Given request
Everything from the line with "What's the underlying" to the end of the data should be restated word for word, and nothing before it.

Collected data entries
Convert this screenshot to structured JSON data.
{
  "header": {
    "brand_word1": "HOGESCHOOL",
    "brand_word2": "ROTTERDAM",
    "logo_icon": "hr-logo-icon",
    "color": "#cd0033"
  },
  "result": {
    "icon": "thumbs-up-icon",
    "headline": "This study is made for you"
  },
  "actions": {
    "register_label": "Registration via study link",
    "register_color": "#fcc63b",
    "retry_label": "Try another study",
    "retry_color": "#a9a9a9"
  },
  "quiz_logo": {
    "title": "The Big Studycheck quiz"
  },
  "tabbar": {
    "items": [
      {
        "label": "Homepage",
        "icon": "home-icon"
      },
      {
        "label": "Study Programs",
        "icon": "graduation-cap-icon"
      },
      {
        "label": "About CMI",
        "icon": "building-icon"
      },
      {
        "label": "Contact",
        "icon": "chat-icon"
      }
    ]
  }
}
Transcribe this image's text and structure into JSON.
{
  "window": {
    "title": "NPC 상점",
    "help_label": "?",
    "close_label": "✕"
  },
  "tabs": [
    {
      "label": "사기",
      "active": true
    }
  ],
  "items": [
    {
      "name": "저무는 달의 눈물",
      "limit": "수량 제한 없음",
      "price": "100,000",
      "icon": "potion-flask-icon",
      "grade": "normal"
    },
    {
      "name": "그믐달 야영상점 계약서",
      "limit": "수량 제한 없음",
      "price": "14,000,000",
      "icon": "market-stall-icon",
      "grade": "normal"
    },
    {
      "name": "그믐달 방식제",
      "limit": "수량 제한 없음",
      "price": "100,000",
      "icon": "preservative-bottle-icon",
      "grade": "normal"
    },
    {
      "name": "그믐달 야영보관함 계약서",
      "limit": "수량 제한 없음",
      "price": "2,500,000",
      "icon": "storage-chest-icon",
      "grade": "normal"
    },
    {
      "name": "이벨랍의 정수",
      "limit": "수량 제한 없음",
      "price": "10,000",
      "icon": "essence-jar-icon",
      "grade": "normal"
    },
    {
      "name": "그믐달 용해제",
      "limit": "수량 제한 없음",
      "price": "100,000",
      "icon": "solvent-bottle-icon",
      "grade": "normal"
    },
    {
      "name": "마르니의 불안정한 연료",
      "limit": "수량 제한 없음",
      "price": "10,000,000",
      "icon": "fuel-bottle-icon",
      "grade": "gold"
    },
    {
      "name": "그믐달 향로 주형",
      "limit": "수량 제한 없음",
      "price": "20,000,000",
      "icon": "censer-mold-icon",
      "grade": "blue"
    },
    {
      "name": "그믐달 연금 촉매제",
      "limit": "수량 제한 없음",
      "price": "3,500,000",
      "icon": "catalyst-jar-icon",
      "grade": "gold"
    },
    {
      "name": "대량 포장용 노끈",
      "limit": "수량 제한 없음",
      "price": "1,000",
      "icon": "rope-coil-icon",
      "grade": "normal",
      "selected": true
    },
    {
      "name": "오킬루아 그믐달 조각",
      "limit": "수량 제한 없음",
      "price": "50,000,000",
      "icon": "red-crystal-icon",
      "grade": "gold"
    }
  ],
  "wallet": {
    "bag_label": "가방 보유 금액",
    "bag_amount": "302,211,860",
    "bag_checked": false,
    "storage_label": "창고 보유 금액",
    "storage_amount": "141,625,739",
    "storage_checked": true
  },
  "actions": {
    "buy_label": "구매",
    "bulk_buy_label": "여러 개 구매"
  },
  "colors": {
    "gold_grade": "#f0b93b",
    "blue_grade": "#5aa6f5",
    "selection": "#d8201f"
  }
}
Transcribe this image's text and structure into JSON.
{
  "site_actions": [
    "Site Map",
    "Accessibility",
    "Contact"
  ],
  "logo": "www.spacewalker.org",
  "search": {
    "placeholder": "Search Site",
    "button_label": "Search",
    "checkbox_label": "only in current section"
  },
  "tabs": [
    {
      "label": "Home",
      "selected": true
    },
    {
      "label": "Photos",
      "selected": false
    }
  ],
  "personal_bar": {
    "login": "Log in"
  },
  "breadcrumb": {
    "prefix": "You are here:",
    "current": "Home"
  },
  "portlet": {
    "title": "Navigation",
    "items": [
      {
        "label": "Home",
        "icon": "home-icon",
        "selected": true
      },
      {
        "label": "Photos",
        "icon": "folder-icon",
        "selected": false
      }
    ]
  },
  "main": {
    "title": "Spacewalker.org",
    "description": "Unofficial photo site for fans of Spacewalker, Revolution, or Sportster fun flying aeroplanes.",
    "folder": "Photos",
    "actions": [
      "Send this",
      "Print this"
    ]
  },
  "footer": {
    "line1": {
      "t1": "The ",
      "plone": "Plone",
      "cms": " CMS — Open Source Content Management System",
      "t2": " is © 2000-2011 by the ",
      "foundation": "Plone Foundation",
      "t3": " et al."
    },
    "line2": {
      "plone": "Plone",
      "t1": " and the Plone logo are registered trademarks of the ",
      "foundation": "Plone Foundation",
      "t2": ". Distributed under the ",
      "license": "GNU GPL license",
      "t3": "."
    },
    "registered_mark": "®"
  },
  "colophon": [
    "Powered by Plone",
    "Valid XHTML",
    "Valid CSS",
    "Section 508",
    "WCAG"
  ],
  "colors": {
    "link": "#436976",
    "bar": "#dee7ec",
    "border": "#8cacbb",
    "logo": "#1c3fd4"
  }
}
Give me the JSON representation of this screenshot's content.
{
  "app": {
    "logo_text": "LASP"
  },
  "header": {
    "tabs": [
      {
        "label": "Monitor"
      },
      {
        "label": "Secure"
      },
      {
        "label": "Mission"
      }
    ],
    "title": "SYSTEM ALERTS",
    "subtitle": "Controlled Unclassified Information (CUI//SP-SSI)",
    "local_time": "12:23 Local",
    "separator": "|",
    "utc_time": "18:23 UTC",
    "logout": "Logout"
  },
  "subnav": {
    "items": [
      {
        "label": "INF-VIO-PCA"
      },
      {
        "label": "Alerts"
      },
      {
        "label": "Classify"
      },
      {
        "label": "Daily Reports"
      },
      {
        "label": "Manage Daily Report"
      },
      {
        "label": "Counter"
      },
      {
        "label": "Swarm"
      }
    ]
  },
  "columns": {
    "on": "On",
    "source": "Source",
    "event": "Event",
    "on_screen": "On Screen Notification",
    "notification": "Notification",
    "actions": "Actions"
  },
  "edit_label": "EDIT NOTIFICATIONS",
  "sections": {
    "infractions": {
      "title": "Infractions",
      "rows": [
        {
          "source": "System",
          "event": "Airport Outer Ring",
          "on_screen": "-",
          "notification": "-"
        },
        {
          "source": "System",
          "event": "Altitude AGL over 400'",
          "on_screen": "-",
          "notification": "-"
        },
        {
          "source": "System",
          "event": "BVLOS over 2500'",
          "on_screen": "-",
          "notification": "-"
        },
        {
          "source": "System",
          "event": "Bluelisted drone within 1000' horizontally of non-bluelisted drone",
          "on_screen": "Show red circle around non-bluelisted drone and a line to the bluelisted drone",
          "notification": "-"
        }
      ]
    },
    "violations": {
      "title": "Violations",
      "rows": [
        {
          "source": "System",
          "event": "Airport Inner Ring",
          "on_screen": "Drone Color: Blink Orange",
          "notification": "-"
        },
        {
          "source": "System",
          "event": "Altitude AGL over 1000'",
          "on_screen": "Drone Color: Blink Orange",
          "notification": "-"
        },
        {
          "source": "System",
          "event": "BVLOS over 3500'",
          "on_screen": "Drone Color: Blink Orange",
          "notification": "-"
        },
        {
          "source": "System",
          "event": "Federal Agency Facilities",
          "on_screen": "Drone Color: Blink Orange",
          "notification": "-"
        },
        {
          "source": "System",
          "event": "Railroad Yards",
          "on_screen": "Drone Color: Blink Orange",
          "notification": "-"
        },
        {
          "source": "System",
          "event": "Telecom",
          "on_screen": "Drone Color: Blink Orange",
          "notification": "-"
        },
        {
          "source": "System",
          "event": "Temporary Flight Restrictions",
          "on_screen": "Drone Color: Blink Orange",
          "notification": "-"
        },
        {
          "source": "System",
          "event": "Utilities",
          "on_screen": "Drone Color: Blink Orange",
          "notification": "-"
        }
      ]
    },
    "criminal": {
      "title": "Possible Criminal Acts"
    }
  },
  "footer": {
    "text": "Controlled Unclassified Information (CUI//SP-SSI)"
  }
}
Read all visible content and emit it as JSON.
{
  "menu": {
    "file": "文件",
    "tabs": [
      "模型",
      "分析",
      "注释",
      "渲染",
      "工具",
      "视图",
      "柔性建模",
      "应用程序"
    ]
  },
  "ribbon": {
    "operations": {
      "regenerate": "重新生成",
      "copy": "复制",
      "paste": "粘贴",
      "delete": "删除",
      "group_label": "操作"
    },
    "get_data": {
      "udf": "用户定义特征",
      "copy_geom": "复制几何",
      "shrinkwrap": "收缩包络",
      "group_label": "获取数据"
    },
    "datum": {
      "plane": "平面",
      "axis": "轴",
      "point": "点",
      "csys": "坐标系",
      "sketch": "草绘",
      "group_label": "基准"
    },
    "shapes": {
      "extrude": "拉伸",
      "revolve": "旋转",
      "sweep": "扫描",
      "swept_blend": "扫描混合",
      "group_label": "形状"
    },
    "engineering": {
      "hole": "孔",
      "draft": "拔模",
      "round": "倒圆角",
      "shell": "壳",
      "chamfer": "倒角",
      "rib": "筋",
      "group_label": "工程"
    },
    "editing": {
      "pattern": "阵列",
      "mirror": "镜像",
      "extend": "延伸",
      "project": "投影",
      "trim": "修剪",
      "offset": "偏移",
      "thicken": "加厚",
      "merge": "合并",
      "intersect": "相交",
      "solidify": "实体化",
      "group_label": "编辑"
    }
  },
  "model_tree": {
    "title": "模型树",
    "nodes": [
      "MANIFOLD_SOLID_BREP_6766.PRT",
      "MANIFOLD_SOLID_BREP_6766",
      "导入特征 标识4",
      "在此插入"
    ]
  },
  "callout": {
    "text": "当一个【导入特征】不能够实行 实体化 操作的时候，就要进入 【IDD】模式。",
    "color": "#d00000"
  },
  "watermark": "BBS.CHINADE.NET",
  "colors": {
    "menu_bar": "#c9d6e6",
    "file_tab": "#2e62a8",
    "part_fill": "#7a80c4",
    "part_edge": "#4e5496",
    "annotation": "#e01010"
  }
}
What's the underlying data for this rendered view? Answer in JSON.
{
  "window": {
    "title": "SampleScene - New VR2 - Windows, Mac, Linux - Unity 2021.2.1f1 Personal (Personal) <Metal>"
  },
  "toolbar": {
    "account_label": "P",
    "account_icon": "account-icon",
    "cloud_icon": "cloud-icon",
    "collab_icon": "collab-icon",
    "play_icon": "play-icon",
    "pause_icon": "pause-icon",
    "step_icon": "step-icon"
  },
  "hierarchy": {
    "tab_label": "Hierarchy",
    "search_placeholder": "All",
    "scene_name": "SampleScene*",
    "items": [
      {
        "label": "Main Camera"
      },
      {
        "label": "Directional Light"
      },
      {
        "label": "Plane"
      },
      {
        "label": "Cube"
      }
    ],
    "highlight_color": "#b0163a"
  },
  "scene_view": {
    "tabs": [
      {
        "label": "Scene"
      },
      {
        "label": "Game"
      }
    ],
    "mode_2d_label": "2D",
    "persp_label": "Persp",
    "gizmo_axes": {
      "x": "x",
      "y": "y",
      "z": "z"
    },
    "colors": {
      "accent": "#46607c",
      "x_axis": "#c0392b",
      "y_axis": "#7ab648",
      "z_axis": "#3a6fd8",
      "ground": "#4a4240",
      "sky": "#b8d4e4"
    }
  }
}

Full output
What's the underlying data for this rendered view? Answer in JSON.
{
  "window": {
    "title": "SampleScene - New VR2 - Windows, Mac, Linux - Unity 2021.2.1f1 Personal (Personal) <Metal>"
  },
  "toolbar": {
    "account_label": "P",
    "account_icon": "account-icon",
    "cloud_icon": "cloud-icon",
    "collab_icon": "collab-icon",
    "play_icon": "play-icon",
    "pause_icon": "pause-icon",
    "step_icon": "step-icon"
  },
  "hierarchy": {
    "tab_label": "Hierarchy",
    "search_placeholder": "All",
    "scene_name": "SampleScene*",
    "items": [
      {
        "label": "Main Camera"
      },
      {
        "label": "Directional Light"
      },
      {
        "label": "Plane"
      },
      {
        "label": "Cube"
      }
    ],
    "highlight_color": "#b0163a"
  },
  "scene_view": {
    "tabs": [
      {
        "label": "Scene"
      },
      {
        "label": "Game"
      }
    ],
    "mode_2d_label": "2D",
    "persp_label": "Persp",
    "gizmo_axes": {
      "x": "x",
      "y": "y",
      "z": "z"
    },
    "colors": {
      "accent": "#46607c",
      "x_axis": "#c0392b",
      "y_axis": "#7ab648",
      "z_axis": "#3a6fd8",
      "ground": "#4a4240",
      "sky": "#b8d4e4"
    }
  }
}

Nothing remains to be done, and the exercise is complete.